-- START DATA FOR THIS TASK --

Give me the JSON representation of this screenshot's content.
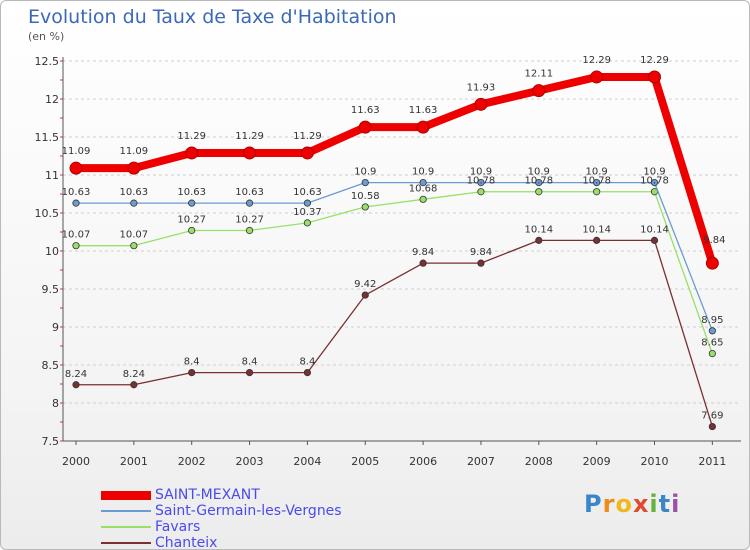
{
  "chart_data": {
    "type": "line",
    "title": "Evolution du Taux de Taxe d'Habitation",
    "subtitle": "(en %)",
    "x": [
      "2000",
      "2001",
      "2002",
      "2003",
      "2004",
      "2005",
      "2006",
      "2007",
      "2008",
      "2009",
      "2010",
      "2011"
    ],
    "yticks": [
      "7.5",
      "8",
      "8.5",
      "9",
      "9.5",
      "10",
      "10.5",
      "11",
      "11.5",
      "12",
      "12.5"
    ],
    "ylim": [
      7.5,
      12.5
    ],
    "grid": "horizontal dashed",
    "legend_position": "bottom-left",
    "series": [
      {
        "name": "SAINT-MEXANT",
        "color": "#ee0000",
        "values": [
          11.09,
          11.09,
          11.29,
          11.29,
          11.29,
          11.63,
          11.63,
          11.93,
          12.11,
          12.29,
          12.29,
          9.84
        ],
        "labels": [
          "11.09",
          "11.09",
          "11.29",
          "11.29",
          "11.29",
          "11.63",
          "11.63",
          "11.93",
          "12.11",
          "12.29",
          "12.29",
          "9.84"
        ]
      },
      {
        "name": "Saint-Germain-les-Vergnes",
        "color": "#6b9bd1",
        "values": [
          10.63,
          10.63,
          10.63,
          10.63,
          10.63,
          10.9,
          10.9,
          10.9,
          10.9,
          10.9,
          10.9,
          8.95
        ],
        "labels": [
          "10.63",
          "10.63",
          "10.63",
          "10.63",
          "10.63",
          "10.9",
          "10.9",
          "10.9",
          "10.9",
          "10.9",
          "10.9",
          "8.95"
        ]
      },
      {
        "name": "Favars",
        "color": "#99e066",
        "values": [
          10.07,
          10.07,
          10.27,
          10.27,
          10.37,
          10.58,
          10.68,
          10.78,
          10.78,
          10.78,
          10.78,
          8.65
        ],
        "labels": [
          "10.07",
          "10.07",
          "10.27",
          "10.27",
          "10.37",
          "10.58",
          "10.68",
          "10.78",
          "10.78",
          "10.78",
          "10.78",
          "8.65"
        ]
      },
      {
        "name": "Chanteix",
        "color": "#7a3030",
        "values": [
          8.24,
          8.24,
          8.4,
          8.4,
          8.4,
          9.42,
          9.84,
          9.84,
          10.14,
          10.14,
          10.14,
          7.69
        ],
        "labels": [
          "8.24",
          "8.24",
          "8.4",
          "8.4",
          "8.4",
          "9.42",
          "9.84",
          "9.84",
          "10.14",
          "10.14",
          "10.14",
          "7.69"
        ]
      }
    ]
  },
  "logo": {
    "letters": [
      "P",
      "r",
      "o",
      "x",
      "i",
      "t",
      "i"
    ],
    "colors": [
      "#3a86c8",
      "#f08a1c",
      "#f0b81c",
      "#e24a2c",
      "#63b33d",
      "#3a86c8",
      "#9c4fa5"
    ]
  }
}
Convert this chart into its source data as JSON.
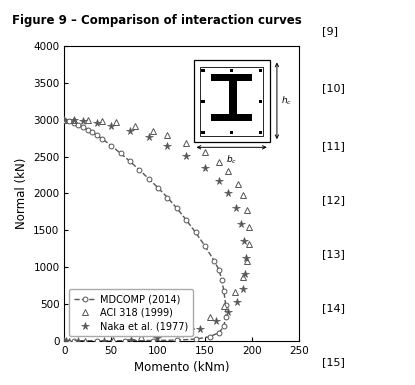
{
  "title": "Figure 9 – Comparison of interaction curves",
  "title_bg": "#E8A020",
  "xlabel": "Momento (kNm)",
  "ylabel": "Normal (kN)",
  "xlim": [
    0,
    250
  ],
  "ylim": [
    0,
    4000
  ],
  "xticks": [
    0,
    50,
    100,
    150,
    200,
    250
  ],
  "yticks": [
    0,
    500,
    1000,
    1500,
    2000,
    2500,
    3000,
    3500,
    4000
  ],
  "mdcomp_x": [
    0,
    5,
    10,
    15,
    20,
    25,
    30,
    35,
    40,
    50,
    60,
    70,
    80,
    90,
    100,
    110,
    120,
    130,
    140,
    150,
    160,
    165,
    168,
    170,
    172,
    172,
    170,
    165,
    155,
    140,
    120,
    95,
    65,
    35,
    10,
    0
  ],
  "mdcomp_y": [
    3000,
    2980,
    2960,
    2930,
    2900,
    2865,
    2830,
    2790,
    2745,
    2650,
    2545,
    2435,
    2320,
    2200,
    2075,
    1945,
    1800,
    1640,
    1470,
    1285,
    1080,
    960,
    820,
    680,
    490,
    320,
    195,
    110,
    55,
    22,
    8,
    3,
    1,
    0,
    0,
    0
  ],
  "aci_x": [
    0,
    10,
    25,
    40,
    55,
    75,
    95,
    110,
    130,
    150,
    165,
    175,
    185,
    190,
    195,
    197,
    197,
    195,
    190,
    182,
    170,
    155,
    135,
    110,
    82,
    52,
    22,
    5,
    0
  ],
  "aci_y": [
    3000,
    3000,
    3000,
    2990,
    2965,
    2920,
    2855,
    2790,
    2690,
    2560,
    2430,
    2300,
    2130,
    1980,
    1780,
    1550,
    1310,
    1080,
    860,
    660,
    475,
    325,
    200,
    110,
    45,
    13,
    2,
    0,
    0
  ],
  "naka_x": [
    0,
    10,
    20,
    35,
    50,
    70,
    90,
    110,
    130,
    150,
    165,
    175,
    183,
    188,
    192,
    194,
    193,
    190,
    184,
    175,
    162,
    145,
    124,
    99,
    71,
    42,
    15,
    2,
    0
  ],
  "naka_y": [
    3000,
    2995,
    2985,
    2960,
    2920,
    2855,
    2765,
    2650,
    2510,
    2345,
    2175,
    2000,
    1800,
    1590,
    1360,
    1120,
    900,
    700,
    530,
    385,
    265,
    165,
    88,
    38,
    12,
    3,
    0,
    0,
    0
  ],
  "mdcomp_color": "#555555",
  "aci_color": "#555555",
  "naka_color": "#555555",
  "bg_right_color": "#f0f0f0",
  "refs": [
    "[9]",
    "[10]",
    "[11]",
    "[12]",
    "[13]",
    "[14]",
    "[15]"
  ]
}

-- END DATA FOR THIS TASK --

▶ [PROBLEM STATEMENT] Restate the data above word for word. Do not include the images.

▶ [THE ANSWER]
Give me the JSON representation of this screenshot's content.
{
  "chart_data": {
    "type": "line",
    "title": "Evolution du Taux de Taxe d'Habitation",
    "subtitle": "(en %)",
    "x": [
      "2000",
      "2001",
      "2002",
      "2003",
      "2004",
      "2005",
      "2006",
      "2007",
      "2008",
      "2009",
      "2010",
      "2011"
    ],
    "yticks": [
      "7.5",
      "8",
      "8.5",
      "9",
      "9.5",
      "10",
      "10.5",
      "11",
      "11.5",
      "12",
      "12.5"
    ],
    "ylim": [
      7.5,
      12.5
    ],
    "grid": "horizontal dashed",
    "legend_position": "bottom-left",
    "series": [
      {
        "name": "SAINT-MEXANT",
        "color": "#ee0000",
        "values": [
          11.09,
          11.09,
          11.29,
          11.29,
          11.29,
          11.63,
          11.63,
          11.93,
          12.11,
          12.29,
          12.29,
          9.84
        ],
        "labels": [
          "11.09",
          "11.09",
          "11.29",
          "11.29",
          "11.29",
          "11.63",
          "11.63",
          "11.93",
          "12.11",
          "12.29",
          "12.29",
          "9.84"
        ]
      },
      {
        "name": "Saint-Germain-les-Vergnes",
        "color": "#6b9bd1",
        "values": [
          10.63,
          10.63,
          10.63,
          10.63,
          10.63,
          10.9,
          10.9,
          10.9,
          10.9,
          10.9,
          10.9,
          8.95
        ],
        "labels": [
          "10.63",
          "10.63",
          "10.63",
          "10.63",
          "10.63",
          "10.9",
          "10.9",
          "10.9",
          "10.9",
          "10.9",
          "10.9",
          "8.95"
        ]
      },
      {
        "name": "Favars",
        "color": "#99e066",
        "values": [
          10.07,
          10.07,
          10.27,
          10.27,
          10.37,
          10.58,
          10.68,
          10.78,
          10.78,
          10.78,
          10.78,
          8.65
        ],
        "labels": [
          "10.07",
          "10.07",
          "10.27",
          "10.27",
          "10.37",
          "10.58",
          "10.68",
          "10.78",
          "10.78",
          "10.78",
          "10.78",
          "8.65"
        ]
      },
      {
        "name": "Chanteix",
        "color": "#7a3030",
        "values": [
          8.24,
          8.24,
          8.4,
          8.4,
          8.4,
          9.42,
          9.84,
          9.84,
          10.14,
          10.14,
          10.14,
          7.69
        ],
        "labels": [
          "8.24",
          "8.24",
          "8.4",
          "8.4",
          "8.4",
          "9.42",
          "9.84",
          "9.84",
          "10.14",
          "10.14",
          "10.14",
          "7.69"
        ]
      }
    ]
  },
  "logo": {
    "letters": [
      "P",
      "r",
      "o",
      "x",
      "i",
      "t",
      "i"
    ],
    "colors": [
      "#3a86c8",
      "#f08a1c",
      "#f0b81c",
      "#e24a2c",
      "#63b33d",
      "#3a86c8",
      "#9c4fa5"
    ]
  }
}
Convert this chart into its source data as JSON.
{
  "title": "Figure 9 – Comparison of interaction curves",
  "title_bg": "#E8A020",
  "xlabel": "Momento (kNm)",
  "ylabel": "Normal (kN)",
  "xlim": [
    0,
    250
  ],
  "ylim": [
    0,
    4000
  ],
  "xticks": [
    0,
    50,
    100,
    150,
    200,
    250
  ],
  "yticks": [
    0,
    500,
    1000,
    1500,
    2000,
    2500,
    3000,
    3500,
    4000
  ],
  "mdcomp_x": [
    0,
    5,
    10,
    15,
    20,
    25,
    30,
    35,
    40,
    50,
    60,
    70,
    80,
    90,
    100,
    110,
    120,
    130,
    140,
    150,
    160,
    165,
    168,
    170,
    172,
    172,
    170,
    165,
    155,
    140,
    120,
    95,
    65,
    35,
    10,
    0
  ],
  "mdcomp_y": [
    3000,
    2980,
    2960,
    2930,
    2900,
    2865,
    2830,
    2790,
    2745,
    2650,
    2545,
    2435,
    2320,
    2200,
    2075,
    1945,
    1800,
    1640,
    1470,
    1285,
    1080,
    960,
    820,
    680,
    490,
    320,
    195,
    110,
    55,
    22,
    8,
    3,
    1,
    0,
    0,
    0
  ],
  "aci_x": [
    0,
    10,
    25,
    40,
    55,
    75,
    95,
    110,
    130,
    150,
    165,
    175,
    185,
    190,
    195,
    197,
    197,
    195,
    190,
    182,
    170,
    155,
    135,
    110,
    82,
    52,
    22,
    5,
    0
  ],
  "aci_y": [
    3000,
    3000,
    3000,
    2990,
    2965,
    2920,
    2855,
    2790,
    2690,
    2560,
    2430,
    2300,
    2130,
    1980,
    1780,
    1550,
    1310,
    1080,
    860,
    660,
    475,
    325,
    200,
    110,
    45,
    13,
    2,
    0,
    0
  ],
  "naka_x": [
    0,
    10,
    20,
    35,
    50,
    70,
    90,
    110,
    130,
    150,
    165,
    175,
    183,
    188,
    192,
    194,
    193,
    190,
    184,
    175,
    162,
    145,
    124,
    99,
    71,
    42,
    15,
    2,
    0
  ],
  "naka_y": [
    3000,
    2995,
    2985,
    2960,
    2920,
    2855,
    2765,
    2650,
    2510,
    2345,
    2175,
    2000,
    1800,
    1590,
    1360,
    1120,
    900,
    700,
    530,
    385,
    265,
    165,
    88,
    38,
    12,
    3,
    0,
    0,
    0
  ],
  "mdcomp_color": "#555555",
  "aci_color": "#555555",
  "naka_color": "#555555",
  "bg_right_color": "#f0f0f0",
  "refs": [
    "[9]",
    "[10]",
    "[11]",
    "[12]",
    "[13]",
    "[14]",
    "[15]"
  ]
}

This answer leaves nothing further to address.